What this task involves: Retype all of the entries word for word.
————————
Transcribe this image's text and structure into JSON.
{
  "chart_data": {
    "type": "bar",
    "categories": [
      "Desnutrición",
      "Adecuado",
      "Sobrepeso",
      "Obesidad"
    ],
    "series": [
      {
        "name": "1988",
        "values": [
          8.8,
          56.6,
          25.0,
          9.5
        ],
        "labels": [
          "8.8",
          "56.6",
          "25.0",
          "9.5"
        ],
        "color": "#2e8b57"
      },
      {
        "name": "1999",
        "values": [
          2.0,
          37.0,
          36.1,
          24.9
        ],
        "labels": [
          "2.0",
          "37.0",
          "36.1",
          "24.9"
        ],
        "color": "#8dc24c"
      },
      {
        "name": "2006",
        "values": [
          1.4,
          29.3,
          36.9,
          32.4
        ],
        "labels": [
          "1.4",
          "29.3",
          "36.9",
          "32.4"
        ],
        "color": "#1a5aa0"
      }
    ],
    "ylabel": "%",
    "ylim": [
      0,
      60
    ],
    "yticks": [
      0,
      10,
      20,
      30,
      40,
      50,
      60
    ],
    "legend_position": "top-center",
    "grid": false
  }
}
————————
Result:
Transcribe this image's text and structure into JSON.
{
  "chart_data": {
    "type": "bar",
    "categories": [
      "Desnutrición",
      "Adecuado",
      "Sobrepeso",
      "Obesidad"
    ],
    "series": [
      {
        "name": "1988",
        "values": [
          8.8,
          56.6,
          25.0,
          9.5
        ],
        "labels": [
          "8.8",
          "56.6",
          "25.0",
          "9.5"
        ],
        "color": "#2e8b57"
      },
      {
        "name": "1999",
        "values": [
          2.0,
          37.0,
          36.1,
          24.9
        ],
        "labels": [
          "2.0",
          "37.0",
          "36.1",
          "24.9"
        ],
        "color": "#8dc24c"
      },
      {
        "name": "2006",
        "values": [
          1.4,
          29.3,
          36.9,
          32.4
        ],
        "labels": [
          "1.4",
          "29.3",
          "36.9",
          "32.4"
        ],
        "color": "#1a5aa0"
      }
    ],
    "ylabel": "%",
    "ylim": [
      0,
      60
    ],
    "yticks": [
      0,
      10,
      20,
      30,
      40,
      50,
      60
    ],
    "legend_position": "top-center",
    "grid": false
  }
}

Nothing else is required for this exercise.